How many lines of the records below contain the word "listině"? Answer with the number alone.

-- begin Given data --

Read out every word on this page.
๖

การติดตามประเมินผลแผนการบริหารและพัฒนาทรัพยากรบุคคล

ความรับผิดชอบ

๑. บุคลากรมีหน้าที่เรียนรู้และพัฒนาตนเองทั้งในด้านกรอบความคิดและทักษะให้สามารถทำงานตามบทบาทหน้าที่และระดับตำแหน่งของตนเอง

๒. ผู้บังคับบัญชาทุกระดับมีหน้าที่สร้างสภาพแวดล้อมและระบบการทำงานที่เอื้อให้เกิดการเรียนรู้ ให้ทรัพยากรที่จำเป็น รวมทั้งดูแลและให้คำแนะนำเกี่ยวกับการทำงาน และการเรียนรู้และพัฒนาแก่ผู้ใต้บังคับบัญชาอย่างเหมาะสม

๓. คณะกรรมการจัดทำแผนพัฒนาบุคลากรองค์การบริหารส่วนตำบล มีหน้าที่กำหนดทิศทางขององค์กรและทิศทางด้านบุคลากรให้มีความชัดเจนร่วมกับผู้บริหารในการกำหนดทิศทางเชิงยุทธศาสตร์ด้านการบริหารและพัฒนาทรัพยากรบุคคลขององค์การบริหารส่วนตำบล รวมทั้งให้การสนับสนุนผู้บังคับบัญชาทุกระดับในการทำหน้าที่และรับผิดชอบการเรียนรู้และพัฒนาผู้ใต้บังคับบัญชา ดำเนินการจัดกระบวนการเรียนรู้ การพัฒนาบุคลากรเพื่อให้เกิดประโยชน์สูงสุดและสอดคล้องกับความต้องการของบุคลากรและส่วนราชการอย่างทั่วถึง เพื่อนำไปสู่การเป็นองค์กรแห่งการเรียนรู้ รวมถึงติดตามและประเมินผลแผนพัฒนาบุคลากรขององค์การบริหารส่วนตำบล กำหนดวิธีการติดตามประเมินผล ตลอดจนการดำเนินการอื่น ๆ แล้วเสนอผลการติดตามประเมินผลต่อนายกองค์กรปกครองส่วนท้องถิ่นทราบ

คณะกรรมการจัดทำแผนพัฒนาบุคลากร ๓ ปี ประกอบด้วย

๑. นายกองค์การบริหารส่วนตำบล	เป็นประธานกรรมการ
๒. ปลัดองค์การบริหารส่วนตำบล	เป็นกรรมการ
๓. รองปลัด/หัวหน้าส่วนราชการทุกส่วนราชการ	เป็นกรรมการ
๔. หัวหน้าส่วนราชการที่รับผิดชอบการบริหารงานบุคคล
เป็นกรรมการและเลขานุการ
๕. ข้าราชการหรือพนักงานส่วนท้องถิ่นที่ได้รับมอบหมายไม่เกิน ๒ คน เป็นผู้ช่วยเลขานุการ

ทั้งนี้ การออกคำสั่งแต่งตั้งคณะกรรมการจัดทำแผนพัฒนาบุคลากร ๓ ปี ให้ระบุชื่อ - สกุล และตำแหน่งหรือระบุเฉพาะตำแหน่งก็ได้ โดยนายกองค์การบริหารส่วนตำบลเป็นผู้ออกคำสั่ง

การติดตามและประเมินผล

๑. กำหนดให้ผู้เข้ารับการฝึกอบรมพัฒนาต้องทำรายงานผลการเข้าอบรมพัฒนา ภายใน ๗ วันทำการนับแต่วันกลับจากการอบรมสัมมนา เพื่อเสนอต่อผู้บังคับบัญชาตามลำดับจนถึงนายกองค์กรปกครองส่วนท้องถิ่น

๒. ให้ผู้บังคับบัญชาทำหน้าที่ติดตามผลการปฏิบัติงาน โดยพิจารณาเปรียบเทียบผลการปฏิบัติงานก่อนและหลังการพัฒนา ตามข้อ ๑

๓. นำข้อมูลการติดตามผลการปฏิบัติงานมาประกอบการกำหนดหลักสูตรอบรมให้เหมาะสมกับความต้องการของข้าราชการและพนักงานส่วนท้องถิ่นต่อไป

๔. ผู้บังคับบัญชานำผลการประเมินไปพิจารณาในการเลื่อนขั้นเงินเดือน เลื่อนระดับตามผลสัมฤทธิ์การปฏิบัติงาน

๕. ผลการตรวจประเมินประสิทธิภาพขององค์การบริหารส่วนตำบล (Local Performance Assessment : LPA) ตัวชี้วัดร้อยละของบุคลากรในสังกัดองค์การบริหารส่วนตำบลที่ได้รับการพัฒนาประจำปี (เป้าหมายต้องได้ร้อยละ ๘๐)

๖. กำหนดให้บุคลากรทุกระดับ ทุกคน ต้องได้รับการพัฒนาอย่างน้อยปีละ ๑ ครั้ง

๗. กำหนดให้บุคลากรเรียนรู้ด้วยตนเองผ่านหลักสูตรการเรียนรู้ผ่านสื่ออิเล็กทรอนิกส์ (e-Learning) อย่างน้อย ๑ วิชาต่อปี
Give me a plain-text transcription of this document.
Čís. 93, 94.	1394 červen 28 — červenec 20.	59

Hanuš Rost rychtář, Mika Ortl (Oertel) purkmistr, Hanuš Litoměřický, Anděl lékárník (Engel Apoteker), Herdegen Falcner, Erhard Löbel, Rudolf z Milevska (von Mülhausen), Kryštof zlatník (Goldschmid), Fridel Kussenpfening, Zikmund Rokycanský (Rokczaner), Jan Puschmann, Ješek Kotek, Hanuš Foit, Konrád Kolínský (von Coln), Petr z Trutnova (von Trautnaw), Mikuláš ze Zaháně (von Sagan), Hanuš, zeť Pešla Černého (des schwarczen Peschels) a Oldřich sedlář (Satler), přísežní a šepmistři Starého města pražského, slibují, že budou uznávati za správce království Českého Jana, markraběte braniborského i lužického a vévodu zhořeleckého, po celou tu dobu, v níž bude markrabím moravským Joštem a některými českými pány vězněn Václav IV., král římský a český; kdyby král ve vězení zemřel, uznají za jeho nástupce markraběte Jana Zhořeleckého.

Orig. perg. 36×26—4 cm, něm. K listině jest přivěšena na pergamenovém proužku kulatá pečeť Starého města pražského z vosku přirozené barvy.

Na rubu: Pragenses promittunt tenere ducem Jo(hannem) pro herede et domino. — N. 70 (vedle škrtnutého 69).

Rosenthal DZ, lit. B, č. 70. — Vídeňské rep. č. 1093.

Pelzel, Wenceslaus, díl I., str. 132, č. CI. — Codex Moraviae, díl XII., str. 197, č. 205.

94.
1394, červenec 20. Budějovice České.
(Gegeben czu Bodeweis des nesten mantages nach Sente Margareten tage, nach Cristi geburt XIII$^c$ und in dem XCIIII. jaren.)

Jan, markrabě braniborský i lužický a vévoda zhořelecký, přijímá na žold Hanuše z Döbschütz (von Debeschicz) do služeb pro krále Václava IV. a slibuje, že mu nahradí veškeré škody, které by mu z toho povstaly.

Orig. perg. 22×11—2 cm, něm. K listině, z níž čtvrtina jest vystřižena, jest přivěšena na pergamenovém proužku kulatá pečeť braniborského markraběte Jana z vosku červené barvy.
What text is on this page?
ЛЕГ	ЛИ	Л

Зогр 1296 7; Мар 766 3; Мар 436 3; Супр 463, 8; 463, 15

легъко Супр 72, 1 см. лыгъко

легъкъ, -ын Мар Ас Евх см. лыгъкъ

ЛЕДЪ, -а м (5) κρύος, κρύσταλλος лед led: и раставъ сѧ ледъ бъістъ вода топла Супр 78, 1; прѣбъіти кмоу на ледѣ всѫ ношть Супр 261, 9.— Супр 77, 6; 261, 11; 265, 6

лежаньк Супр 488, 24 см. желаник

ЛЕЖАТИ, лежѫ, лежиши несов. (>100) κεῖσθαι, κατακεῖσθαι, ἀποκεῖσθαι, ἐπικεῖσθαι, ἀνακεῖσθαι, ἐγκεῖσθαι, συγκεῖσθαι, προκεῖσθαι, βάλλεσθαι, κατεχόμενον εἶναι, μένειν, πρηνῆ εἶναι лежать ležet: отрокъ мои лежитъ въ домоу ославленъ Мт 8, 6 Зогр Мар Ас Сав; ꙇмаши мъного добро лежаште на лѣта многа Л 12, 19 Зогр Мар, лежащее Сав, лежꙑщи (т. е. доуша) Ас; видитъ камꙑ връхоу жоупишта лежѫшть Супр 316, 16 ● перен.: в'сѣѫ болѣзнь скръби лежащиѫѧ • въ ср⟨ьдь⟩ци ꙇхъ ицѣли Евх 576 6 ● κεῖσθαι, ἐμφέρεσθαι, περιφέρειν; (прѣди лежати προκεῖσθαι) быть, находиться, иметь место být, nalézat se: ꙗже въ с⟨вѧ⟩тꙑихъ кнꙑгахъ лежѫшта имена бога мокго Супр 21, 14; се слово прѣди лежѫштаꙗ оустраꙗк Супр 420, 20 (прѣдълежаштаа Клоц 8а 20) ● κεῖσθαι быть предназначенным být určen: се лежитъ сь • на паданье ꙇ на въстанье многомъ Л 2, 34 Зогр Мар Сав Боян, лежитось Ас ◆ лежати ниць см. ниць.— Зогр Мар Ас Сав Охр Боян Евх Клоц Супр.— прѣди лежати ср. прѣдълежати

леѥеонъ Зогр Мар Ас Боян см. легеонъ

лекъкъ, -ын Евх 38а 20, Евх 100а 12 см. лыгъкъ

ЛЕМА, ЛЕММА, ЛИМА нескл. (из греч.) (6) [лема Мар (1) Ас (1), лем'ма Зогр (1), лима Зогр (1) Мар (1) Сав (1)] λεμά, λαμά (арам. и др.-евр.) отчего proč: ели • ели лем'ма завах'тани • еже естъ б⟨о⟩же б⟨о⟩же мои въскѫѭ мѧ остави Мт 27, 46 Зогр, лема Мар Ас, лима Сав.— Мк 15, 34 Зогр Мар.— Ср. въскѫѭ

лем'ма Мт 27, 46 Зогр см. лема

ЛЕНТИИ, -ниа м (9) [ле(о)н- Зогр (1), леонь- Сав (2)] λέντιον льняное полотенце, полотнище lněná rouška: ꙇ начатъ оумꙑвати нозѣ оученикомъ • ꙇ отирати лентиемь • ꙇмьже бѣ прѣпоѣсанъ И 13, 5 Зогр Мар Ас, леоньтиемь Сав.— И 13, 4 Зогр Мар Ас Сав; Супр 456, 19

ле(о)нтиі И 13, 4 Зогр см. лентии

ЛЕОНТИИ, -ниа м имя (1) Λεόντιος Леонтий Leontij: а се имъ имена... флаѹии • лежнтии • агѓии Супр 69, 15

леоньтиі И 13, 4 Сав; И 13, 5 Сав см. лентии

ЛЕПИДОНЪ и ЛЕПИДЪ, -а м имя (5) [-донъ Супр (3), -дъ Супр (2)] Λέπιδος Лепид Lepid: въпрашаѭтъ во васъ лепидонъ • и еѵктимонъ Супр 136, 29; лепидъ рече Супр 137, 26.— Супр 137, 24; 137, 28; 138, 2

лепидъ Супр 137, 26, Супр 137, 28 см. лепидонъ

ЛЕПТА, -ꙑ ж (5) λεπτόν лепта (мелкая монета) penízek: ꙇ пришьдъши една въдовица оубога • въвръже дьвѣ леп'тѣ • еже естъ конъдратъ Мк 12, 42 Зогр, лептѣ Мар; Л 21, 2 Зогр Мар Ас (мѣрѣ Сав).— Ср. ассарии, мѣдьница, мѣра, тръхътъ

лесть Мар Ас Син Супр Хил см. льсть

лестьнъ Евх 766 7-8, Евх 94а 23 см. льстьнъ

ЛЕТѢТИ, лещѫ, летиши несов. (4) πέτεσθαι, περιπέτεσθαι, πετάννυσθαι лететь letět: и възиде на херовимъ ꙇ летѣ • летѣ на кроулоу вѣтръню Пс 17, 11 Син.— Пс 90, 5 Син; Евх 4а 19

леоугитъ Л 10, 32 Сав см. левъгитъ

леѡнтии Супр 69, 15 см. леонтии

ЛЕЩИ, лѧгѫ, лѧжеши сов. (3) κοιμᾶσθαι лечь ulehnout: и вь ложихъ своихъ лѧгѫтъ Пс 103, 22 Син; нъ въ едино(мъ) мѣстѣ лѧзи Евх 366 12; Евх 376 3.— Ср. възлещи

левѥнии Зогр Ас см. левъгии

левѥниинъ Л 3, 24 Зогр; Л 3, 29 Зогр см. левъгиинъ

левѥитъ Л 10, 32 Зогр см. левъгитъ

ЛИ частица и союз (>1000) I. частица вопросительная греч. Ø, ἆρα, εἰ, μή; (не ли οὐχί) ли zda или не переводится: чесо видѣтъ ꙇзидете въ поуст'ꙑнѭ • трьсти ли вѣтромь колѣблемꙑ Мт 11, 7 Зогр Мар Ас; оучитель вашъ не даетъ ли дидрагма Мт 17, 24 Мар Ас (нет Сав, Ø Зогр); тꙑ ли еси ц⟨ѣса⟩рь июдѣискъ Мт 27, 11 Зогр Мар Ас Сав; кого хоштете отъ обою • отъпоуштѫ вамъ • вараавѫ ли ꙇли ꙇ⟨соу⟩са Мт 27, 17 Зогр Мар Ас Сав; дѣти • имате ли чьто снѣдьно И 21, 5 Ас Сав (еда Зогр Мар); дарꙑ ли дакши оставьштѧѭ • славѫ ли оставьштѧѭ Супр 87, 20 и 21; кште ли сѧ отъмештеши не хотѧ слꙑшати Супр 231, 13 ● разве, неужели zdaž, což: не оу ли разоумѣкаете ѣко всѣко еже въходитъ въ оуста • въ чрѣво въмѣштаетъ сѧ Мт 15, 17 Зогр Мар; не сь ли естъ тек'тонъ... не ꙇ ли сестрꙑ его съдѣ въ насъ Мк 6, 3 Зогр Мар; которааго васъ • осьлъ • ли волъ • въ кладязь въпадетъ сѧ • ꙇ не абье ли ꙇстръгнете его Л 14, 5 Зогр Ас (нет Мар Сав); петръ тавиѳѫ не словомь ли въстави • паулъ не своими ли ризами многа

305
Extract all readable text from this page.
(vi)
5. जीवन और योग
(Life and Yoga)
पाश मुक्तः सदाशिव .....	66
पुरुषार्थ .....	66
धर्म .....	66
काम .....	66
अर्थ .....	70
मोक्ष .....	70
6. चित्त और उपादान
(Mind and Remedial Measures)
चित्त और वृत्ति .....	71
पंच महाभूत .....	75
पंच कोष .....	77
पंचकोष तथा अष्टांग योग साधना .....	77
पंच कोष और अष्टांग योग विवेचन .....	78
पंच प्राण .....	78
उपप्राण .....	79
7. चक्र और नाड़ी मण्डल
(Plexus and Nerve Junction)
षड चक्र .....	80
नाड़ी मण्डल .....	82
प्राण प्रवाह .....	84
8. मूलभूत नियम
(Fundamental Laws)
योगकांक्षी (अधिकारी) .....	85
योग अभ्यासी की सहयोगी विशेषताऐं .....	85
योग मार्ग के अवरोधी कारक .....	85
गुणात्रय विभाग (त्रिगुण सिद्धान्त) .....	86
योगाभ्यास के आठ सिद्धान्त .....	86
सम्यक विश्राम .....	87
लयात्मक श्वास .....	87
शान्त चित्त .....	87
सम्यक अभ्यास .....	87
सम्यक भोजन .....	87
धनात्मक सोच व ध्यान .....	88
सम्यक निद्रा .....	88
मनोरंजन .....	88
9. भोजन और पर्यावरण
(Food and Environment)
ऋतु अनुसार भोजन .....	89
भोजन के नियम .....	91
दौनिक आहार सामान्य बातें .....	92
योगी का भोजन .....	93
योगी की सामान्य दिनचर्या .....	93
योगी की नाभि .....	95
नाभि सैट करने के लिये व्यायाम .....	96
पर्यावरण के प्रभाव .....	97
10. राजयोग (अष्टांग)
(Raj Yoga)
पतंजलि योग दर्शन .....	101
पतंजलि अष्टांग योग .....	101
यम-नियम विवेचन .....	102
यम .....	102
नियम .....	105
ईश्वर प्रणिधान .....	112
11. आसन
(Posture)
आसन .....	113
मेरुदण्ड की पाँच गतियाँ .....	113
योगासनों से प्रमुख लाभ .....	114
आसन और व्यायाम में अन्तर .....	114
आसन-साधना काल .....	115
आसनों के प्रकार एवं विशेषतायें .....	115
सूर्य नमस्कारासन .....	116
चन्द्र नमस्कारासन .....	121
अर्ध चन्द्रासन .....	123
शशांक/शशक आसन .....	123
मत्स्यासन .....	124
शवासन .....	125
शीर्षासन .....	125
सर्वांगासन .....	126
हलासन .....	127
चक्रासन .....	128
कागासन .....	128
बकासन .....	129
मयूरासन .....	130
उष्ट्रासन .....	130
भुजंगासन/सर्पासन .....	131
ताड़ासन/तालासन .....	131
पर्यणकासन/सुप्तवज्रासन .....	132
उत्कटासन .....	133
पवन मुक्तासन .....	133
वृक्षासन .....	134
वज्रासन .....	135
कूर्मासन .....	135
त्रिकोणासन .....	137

-- end Given data --

_Worked answer_
2